▶ **Set task**
In the material below, identify each line bearing the word "latitude". Reproduce those lines.

= = = =

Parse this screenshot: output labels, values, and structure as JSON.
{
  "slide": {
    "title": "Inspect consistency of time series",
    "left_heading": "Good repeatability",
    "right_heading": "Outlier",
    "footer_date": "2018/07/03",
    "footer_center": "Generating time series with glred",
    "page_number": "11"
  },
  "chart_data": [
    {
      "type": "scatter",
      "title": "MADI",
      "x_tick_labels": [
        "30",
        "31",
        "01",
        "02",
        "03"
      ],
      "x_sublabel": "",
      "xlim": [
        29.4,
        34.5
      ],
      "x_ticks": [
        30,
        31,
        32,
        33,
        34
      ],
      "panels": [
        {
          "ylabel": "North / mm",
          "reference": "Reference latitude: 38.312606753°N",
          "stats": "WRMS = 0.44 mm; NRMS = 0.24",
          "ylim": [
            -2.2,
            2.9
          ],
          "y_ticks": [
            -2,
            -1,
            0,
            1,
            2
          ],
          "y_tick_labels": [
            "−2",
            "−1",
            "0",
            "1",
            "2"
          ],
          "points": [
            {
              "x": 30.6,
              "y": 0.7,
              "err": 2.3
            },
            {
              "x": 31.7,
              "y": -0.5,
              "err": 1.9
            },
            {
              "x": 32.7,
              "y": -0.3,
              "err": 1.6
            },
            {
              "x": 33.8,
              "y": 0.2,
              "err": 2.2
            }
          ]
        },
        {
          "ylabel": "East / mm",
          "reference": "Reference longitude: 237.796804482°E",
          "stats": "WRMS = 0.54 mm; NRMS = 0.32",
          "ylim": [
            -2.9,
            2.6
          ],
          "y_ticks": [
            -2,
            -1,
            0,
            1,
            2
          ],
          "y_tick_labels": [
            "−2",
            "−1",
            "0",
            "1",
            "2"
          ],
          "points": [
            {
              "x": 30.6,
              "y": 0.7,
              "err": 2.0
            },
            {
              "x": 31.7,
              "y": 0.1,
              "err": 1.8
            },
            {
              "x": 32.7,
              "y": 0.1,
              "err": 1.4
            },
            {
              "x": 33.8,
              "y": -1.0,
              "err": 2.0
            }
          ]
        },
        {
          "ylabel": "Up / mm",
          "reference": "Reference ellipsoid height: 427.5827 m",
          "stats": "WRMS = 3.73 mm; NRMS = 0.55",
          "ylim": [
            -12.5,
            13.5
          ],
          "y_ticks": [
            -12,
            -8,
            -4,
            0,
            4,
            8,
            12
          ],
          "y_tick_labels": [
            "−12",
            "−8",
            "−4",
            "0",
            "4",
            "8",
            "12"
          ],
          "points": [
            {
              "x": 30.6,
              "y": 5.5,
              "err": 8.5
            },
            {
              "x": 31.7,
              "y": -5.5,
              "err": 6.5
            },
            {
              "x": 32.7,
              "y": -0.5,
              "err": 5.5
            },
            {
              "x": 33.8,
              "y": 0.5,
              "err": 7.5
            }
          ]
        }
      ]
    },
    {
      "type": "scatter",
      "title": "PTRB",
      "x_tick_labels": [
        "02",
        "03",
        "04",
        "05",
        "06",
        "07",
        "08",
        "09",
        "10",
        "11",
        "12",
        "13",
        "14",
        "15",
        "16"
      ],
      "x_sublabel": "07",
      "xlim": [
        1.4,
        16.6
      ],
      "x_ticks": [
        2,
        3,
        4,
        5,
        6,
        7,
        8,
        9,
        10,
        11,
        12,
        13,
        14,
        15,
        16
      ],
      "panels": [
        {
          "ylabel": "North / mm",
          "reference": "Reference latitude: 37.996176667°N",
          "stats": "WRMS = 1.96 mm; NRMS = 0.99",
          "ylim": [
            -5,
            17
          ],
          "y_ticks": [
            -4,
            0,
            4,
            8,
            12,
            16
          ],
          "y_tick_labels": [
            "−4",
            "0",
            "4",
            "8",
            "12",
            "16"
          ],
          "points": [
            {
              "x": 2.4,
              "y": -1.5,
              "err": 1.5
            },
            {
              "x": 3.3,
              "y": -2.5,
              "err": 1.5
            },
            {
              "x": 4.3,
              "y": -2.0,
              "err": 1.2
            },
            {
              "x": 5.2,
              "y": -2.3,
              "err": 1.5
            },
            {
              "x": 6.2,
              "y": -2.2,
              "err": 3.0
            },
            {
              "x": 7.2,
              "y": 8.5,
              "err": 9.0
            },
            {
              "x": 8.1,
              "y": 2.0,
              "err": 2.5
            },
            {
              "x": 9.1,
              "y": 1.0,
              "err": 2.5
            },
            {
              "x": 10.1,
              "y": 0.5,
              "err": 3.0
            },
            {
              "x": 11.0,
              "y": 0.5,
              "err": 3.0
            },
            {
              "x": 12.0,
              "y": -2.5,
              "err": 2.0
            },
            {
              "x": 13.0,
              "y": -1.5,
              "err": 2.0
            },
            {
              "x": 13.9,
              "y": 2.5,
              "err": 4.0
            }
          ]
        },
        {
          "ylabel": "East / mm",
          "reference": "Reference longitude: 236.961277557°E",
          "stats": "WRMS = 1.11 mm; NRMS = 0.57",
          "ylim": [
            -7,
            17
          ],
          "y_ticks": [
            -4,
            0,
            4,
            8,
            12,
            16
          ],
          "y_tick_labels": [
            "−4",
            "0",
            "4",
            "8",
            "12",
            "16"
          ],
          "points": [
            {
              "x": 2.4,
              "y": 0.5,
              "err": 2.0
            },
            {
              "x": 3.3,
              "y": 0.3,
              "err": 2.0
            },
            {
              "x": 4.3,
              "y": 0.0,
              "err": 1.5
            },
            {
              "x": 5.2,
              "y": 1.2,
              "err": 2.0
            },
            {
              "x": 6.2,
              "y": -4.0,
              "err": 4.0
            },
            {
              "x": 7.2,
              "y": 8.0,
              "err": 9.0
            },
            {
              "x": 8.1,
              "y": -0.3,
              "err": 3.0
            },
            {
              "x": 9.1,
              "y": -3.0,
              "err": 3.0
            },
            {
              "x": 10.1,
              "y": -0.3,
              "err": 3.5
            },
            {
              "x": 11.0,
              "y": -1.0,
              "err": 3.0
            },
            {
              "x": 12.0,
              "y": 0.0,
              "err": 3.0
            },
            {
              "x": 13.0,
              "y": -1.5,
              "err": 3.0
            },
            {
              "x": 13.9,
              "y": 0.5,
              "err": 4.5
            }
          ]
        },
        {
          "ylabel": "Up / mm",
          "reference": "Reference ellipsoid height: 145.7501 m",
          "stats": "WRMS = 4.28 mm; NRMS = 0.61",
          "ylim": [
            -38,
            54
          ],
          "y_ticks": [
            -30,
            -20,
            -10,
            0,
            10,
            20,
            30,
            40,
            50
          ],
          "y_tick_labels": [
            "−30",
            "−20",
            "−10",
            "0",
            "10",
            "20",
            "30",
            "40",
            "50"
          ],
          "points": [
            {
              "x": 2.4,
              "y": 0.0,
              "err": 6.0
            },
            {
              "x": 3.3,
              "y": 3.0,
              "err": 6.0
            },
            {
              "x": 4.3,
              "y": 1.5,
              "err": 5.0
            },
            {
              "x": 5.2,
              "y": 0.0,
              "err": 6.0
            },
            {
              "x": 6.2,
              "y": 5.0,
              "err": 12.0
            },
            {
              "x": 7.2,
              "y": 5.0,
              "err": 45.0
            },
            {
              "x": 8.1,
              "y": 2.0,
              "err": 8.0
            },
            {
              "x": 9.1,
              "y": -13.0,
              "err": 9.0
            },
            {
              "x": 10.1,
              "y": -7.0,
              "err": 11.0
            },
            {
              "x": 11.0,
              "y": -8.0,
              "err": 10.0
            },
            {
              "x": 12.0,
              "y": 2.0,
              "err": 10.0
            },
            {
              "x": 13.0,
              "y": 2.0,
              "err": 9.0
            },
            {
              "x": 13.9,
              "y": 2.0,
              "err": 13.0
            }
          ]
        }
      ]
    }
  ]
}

= = = =

▶ **Final answer**
          "reference": "Reference latitude: 38.312606753°N",
          "reference": "Reference latitude: 37.996176667°N",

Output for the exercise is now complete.